> _Prompt_: Filter these entries, keeping only lines that hold the word "this".

====

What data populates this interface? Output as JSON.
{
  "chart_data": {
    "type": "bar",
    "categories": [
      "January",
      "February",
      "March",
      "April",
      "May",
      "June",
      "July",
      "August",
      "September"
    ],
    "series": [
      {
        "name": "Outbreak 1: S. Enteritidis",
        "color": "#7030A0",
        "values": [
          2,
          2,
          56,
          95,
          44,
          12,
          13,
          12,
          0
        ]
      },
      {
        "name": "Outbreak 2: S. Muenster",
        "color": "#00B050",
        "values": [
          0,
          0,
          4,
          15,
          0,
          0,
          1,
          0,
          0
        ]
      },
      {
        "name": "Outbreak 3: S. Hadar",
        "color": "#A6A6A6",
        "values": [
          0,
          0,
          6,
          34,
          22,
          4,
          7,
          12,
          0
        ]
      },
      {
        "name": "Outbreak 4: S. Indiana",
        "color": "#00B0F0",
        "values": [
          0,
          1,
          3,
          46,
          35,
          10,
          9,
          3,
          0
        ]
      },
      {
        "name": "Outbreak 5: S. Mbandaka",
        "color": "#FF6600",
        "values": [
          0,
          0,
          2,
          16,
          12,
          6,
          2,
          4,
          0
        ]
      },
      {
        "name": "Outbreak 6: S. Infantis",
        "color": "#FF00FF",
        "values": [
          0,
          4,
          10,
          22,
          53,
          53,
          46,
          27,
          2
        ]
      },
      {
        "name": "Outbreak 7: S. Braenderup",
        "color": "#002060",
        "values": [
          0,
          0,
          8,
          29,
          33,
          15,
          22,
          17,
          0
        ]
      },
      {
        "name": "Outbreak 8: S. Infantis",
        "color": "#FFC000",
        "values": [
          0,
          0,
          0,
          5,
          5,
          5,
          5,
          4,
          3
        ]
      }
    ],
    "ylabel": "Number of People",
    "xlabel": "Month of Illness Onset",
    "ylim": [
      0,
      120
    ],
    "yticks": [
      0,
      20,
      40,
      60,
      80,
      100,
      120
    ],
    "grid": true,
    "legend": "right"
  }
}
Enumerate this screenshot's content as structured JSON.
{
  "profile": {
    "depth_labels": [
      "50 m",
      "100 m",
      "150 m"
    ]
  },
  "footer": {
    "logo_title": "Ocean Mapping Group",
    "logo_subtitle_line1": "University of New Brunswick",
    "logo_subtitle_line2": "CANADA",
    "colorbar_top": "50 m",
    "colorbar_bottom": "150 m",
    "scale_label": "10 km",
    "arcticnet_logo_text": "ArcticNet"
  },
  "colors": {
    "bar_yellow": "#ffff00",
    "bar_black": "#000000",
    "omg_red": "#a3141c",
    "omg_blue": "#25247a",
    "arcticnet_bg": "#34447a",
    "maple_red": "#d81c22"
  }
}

====

> _Written solution_:
What data populates this interface? Output as JSON.
Enumerate this screenshot's content as structured JSON.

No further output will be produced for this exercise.